### Tugas yang Diberikan
Tolong tuliskan kembali semua baris data di bawah ini tanpa mengubah satu huruf pun. Jangan sertakan gambarnya dalam jawaban.

### Data yang Diberikan
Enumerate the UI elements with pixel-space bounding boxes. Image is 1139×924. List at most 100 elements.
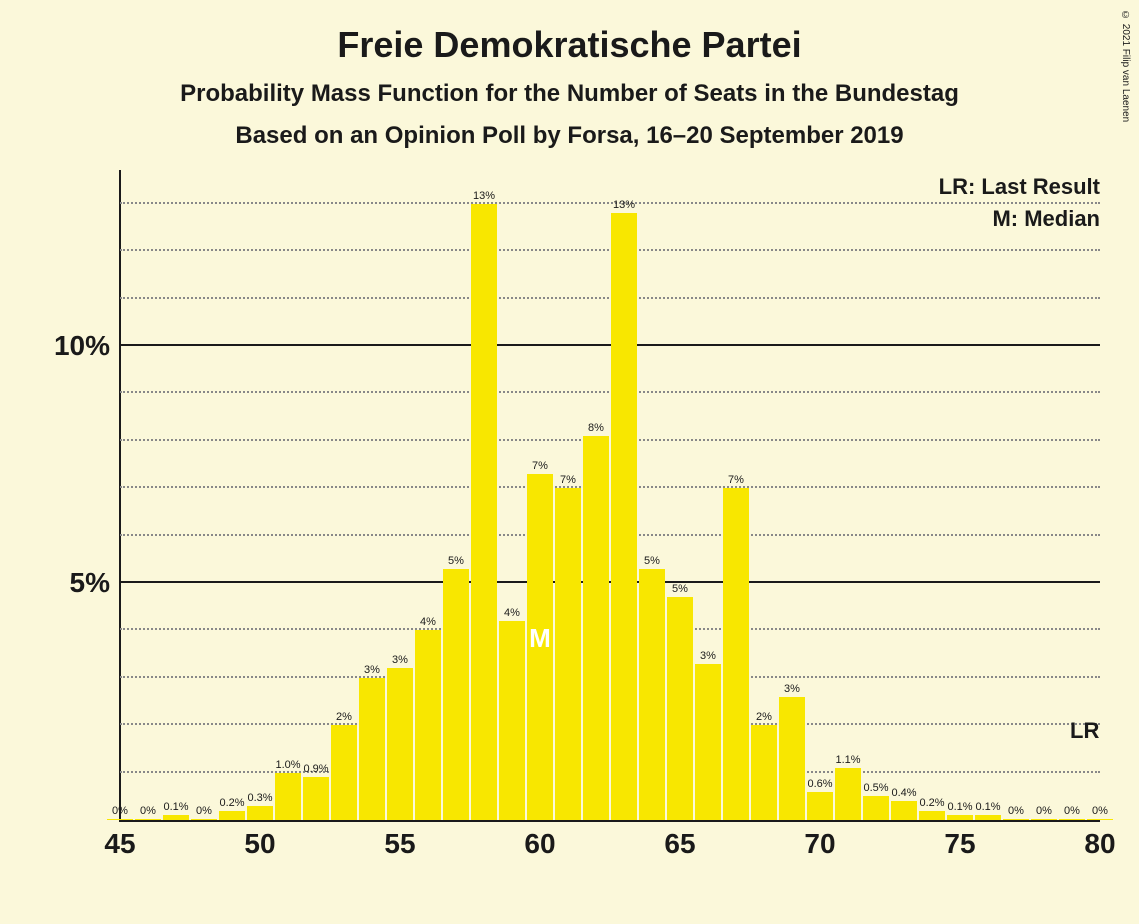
bar-value-label: 0%: [140, 805, 156, 817]
copyright-text: © 2021 Filip van Laenen: [1120, 10, 1131, 122]
chart-area: 5%10%45505560657075800%0%0.1%0%0.2%0.3%1…: [120, 180, 1100, 820]
gridline-minor: [120, 439, 1100, 441]
bar-value-label: 2%: [336, 711, 352, 723]
x-axis-label: 80: [1084, 828, 1115, 860]
bar: 0.3%: [247, 806, 273, 820]
bar-value-label: 7%: [728, 474, 744, 486]
bar: 0.4%: [891, 801, 917, 820]
gridline-minor: [120, 534, 1100, 536]
gridline-minor: [120, 628, 1100, 630]
x-axis-label: 65: [664, 828, 695, 860]
bar: 0%: [107, 819, 133, 820]
last-result-marker: LR: [1070, 718, 1099, 744]
bar-value-label: 5%: [448, 555, 464, 567]
bar-value-label: 0%: [1036, 805, 1052, 817]
x-axis-label: 45: [104, 828, 135, 860]
bar-value-label: 2%: [756, 711, 772, 723]
bar: 0.1%: [947, 815, 973, 820]
bar-value-label: 0.2%: [219, 797, 244, 809]
gridline-minor: [120, 297, 1100, 299]
legend-median: M: Median: [992, 206, 1100, 232]
bar-value-label: 1.1%: [835, 754, 860, 766]
bar: 4%: [415, 630, 441, 820]
bar: 0%: [135, 819, 161, 820]
gridline-minor: [120, 723, 1100, 725]
bar-value-label: 3%: [700, 650, 716, 662]
bar: 0.9%: [303, 777, 329, 820]
bar: 5%: [639, 569, 665, 820]
bar-value-label: 0.1%: [975, 801, 1000, 813]
bar: 0%: [1031, 819, 1057, 820]
chart-subtitle-2: Based on an Opinion Poll by Forsa, 16–20…: [0, 108, 1139, 150]
bar-value-label: 8%: [588, 422, 604, 434]
chart-subtitle-1: Probability Mass Function for the Number…: [0, 66, 1139, 108]
bar: 7%: [723, 488, 749, 820]
bar: 0.2%: [919, 811, 945, 820]
bar-value-label: 0.5%: [863, 782, 888, 794]
bar-value-label: 0.2%: [919, 797, 944, 809]
gridline-minor: [120, 202, 1100, 204]
bar: 13%: [471, 204, 497, 820]
bar: 0.1%: [163, 815, 189, 820]
bar-value-label: 0.3%: [247, 792, 272, 804]
bar: 0%: [1059, 819, 1085, 820]
bar-value-label: 5%: [644, 555, 660, 567]
bar: 2%: [331, 725, 357, 820]
bar: 2%: [751, 725, 777, 820]
plot-region: 5%10%45505560657075800%0%0.1%0%0.2%0.3%1…: [120, 180, 1100, 820]
bar: 4%: [499, 621, 525, 820]
x-axis-label: 60: [524, 828, 555, 860]
gridline-minor: [120, 391, 1100, 393]
gridline-minor: [120, 486, 1100, 488]
bar-value-label: 7%: [560, 474, 576, 486]
gridline-minor: [120, 676, 1100, 678]
bar-value-label: 0%: [112, 805, 128, 817]
gridline-major: [120, 344, 1100, 346]
bar: 5%: [667, 597, 693, 820]
bar-value-label: 0.1%: [163, 801, 188, 813]
bar: 0.5%: [863, 796, 889, 820]
bar-value-label: 0.1%: [947, 801, 972, 813]
bar-value-label: 4%: [504, 607, 520, 619]
bar: 1.1%: [835, 768, 861, 820]
bar-value-label: 3%: [784, 683, 800, 695]
bar-value-label: 0%: [1064, 805, 1080, 817]
bar: 1.0%: [275, 773, 301, 820]
bar-value-label: 0.6%: [807, 778, 832, 790]
bar-value-label: 7%: [532, 460, 548, 472]
x-axis-label: 55: [384, 828, 415, 860]
bar: 0.2%: [219, 811, 245, 820]
y-axis-label: 10%: [54, 330, 110, 362]
gridline-minor: [120, 771, 1100, 773]
bar-value-label: 0.9%: [303, 763, 328, 775]
x-axis-label: 70: [804, 828, 835, 860]
bar-value-label: 0%: [1008, 805, 1024, 817]
bar: 8%: [583, 436, 609, 820]
y-axis-label: 5%: [70, 567, 110, 599]
bar: 0%: [191, 819, 217, 820]
gridline-minor: [120, 249, 1100, 251]
x-axis-label: 75: [944, 828, 975, 860]
bar-value-label: 3%: [392, 654, 408, 666]
bar: 0%: [1087, 819, 1113, 820]
bar: 3%: [779, 697, 805, 820]
bar-value-label: 13%: [473, 190, 495, 202]
bar-value-label: 0%: [1092, 805, 1108, 817]
bar-value-label: 0.4%: [891, 787, 916, 799]
bar-value-label: 0%: [196, 805, 212, 817]
bar: 3%: [359, 678, 385, 820]
gridline-major: [120, 581, 1100, 583]
bar-value-label: 5%: [672, 583, 688, 595]
bar: 3%: [387, 668, 413, 820]
bar: 0.1%: [975, 815, 1001, 820]
median-marker: M: [529, 623, 551, 654]
bar: 3%: [695, 664, 721, 820]
x-axis: [119, 820, 1100, 822]
legend-lr: LR: Last Result: [939, 174, 1100, 200]
bar-value-label: 3%: [364, 664, 380, 676]
bar: 5%: [443, 569, 469, 820]
chart-title: Freie Demokratische Partei: [0, 0, 1139, 66]
bar-value-label: 4%: [420, 616, 436, 628]
bar: 0%: [1003, 819, 1029, 820]
bar: 13%: [611, 213, 637, 820]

### Hasil Tugas Ini
Enumerate the UI elements with pixel-space bounding boxes. Image is 1139×924. List at most 100 elements.
bar-value-label: 0%: [140, 805, 156, 817]
copyright-text: © 2021 Filip van Laenen: [1120, 10, 1131, 122]
chart-area: 5%10%45505560657075800%0%0.1%0%0.2%0.3%1…: [120, 180, 1100, 820]
gridline-minor: [120, 439, 1100, 441]
bar-value-label: 2%: [336, 711, 352, 723]
x-axis-label: 80: [1084, 828, 1115, 860]
bar: 0.3%: [247, 806, 273, 820]
bar-value-label: 7%: [728, 474, 744, 486]
bar: 0.4%: [891, 801, 917, 820]
gridline-minor: [120, 534, 1100, 536]
gridline-minor: [120, 628, 1100, 630]
x-axis-label: 65: [664, 828, 695, 860]
bar: 0%: [107, 819, 133, 820]
last-result-marker: LR: [1070, 718, 1099, 744]
bar-value-label: 5%: [448, 555, 464, 567]
bar-value-label: 0%: [1036, 805, 1052, 817]
x-axis-label: 45: [104, 828, 135, 860]
bar-value-label: 2%: [756, 711, 772, 723]
bar: 0.1%: [947, 815, 973, 820]
bar-value-label: 0.2%: [219, 797, 244, 809]
gridline-minor: [120, 297, 1100, 299]
legend-median: M: Median: [992, 206, 1100, 232]
bar-value-label: 1.1%: [835, 754, 860, 766]
bar: 4%: [415, 630, 441, 820]
bar: 0%: [135, 819, 161, 820]
gridline-minor: [120, 723, 1100, 725]
bar-value-label: 3%: [700, 650, 716, 662]
bar: 0.9%: [303, 777, 329, 820]
bar: 5%: [639, 569, 665, 820]
bar-value-label: 0.1%: [975, 801, 1000, 813]
bar: 0%: [1031, 819, 1057, 820]
chart-subtitle-2: Based on an Opinion Poll by Forsa, 16–20…: [0, 108, 1139, 150]
bar-value-label: 8%: [588, 422, 604, 434]
chart-subtitle-1: Probability Mass Function for the Number…: [0, 66, 1139, 108]
bar: 7%: [723, 488, 749, 820]
bar: 0.2%: [919, 811, 945, 820]
bar-value-label: 0.5%: [863, 782, 888, 794]
bar-value-label: 0.2%: [919, 797, 944, 809]
gridline-minor: [120, 202, 1100, 204]
bar: 13%: [471, 204, 497, 820]
bar: 0.1%: [163, 815, 189, 820]
bar-value-label: 0.3%: [247, 792, 272, 804]
bar: 0%: [1059, 819, 1085, 820]
bar-value-label: 5%: [644, 555, 660, 567]
bar: 2%: [331, 725, 357, 820]
bar: 2%: [751, 725, 777, 820]
plot-region: 5%10%45505560657075800%0%0.1%0%0.2%0.3%1…: [120, 180, 1100, 820]
bar: 4%: [499, 621, 525, 820]
x-axis-label: 60: [524, 828, 555, 860]
gridline-minor: [120, 391, 1100, 393]
gridline-minor: [120, 486, 1100, 488]
bar-value-label: 7%: [560, 474, 576, 486]
gridline-minor: [120, 676, 1100, 678]
bar-value-label: 0%: [112, 805, 128, 817]
gridline-major: [120, 344, 1100, 346]
bar: 5%: [667, 597, 693, 820]
bar-value-label: 0.1%: [163, 801, 188, 813]
bar: 0.5%: [863, 796, 889, 820]
bar-value-label: 0.1%: [947, 801, 972, 813]
bar-value-label: 4%: [504, 607, 520, 619]
bar: 1.1%: [835, 768, 861, 820]
bar-value-label: 3%: [784, 683, 800, 695]
bar-value-label: 0%: [1064, 805, 1080, 817]
bar: 1.0%: [275, 773, 301, 820]
bar-value-label: 0.6%: [807, 778, 832, 790]
bar-value-label: 7%: [532, 460, 548, 472]
x-axis-label: 55: [384, 828, 415, 860]
bar: 0.2%: [219, 811, 245, 820]
y-axis-label: 10%: [54, 330, 110, 362]
gridline-minor: [120, 771, 1100, 773]
bar-value-label: 0.9%: [303, 763, 328, 775]
x-axis-label: 70: [804, 828, 835, 860]
bar-value-label: 0%: [1008, 805, 1024, 817]
bar: 8%: [583, 436, 609, 820]
y-axis-label: 5%: [70, 567, 110, 599]
bar: 0%: [191, 819, 217, 820]
gridline-minor: [120, 249, 1100, 251]
x-axis-label: 75: [944, 828, 975, 860]
bar-value-label: 3%: [392, 654, 408, 666]
bar: 0%: [1087, 819, 1113, 820]
bar: 3%: [779, 697, 805, 820]
bar-value-label: 13%: [473, 190, 495, 202]
bar-value-label: 0%: [1092, 805, 1108, 817]
bar-value-label: 0.4%: [891, 787, 916, 799]
bar-value-label: 0%: [196, 805, 212, 817]
bar: 3%: [359, 678, 385, 820]
gridline-major: [120, 581, 1100, 583]
bar-value-label: 5%: [672, 583, 688, 595]
bar: 3%: [387, 668, 413, 820]
bar: 0.1%: [975, 815, 1001, 820]
median-marker: M: [529, 623, 551, 654]
bar: 3%: [695, 664, 721, 820]
x-axis: [119, 820, 1100, 822]
legend-lr: LR: Last Result: [939, 174, 1100, 200]
bar-value-label: 3%: [364, 664, 380, 676]
bar: 5%: [443, 569, 469, 820]
chart-title: Freie Demokratische Partei: [0, 0, 1139, 66]
bar-value-label: 4%: [420, 616, 436, 628]
bar: 0%: [1003, 819, 1029, 820]
bar: 13%: [611, 213, 637, 820]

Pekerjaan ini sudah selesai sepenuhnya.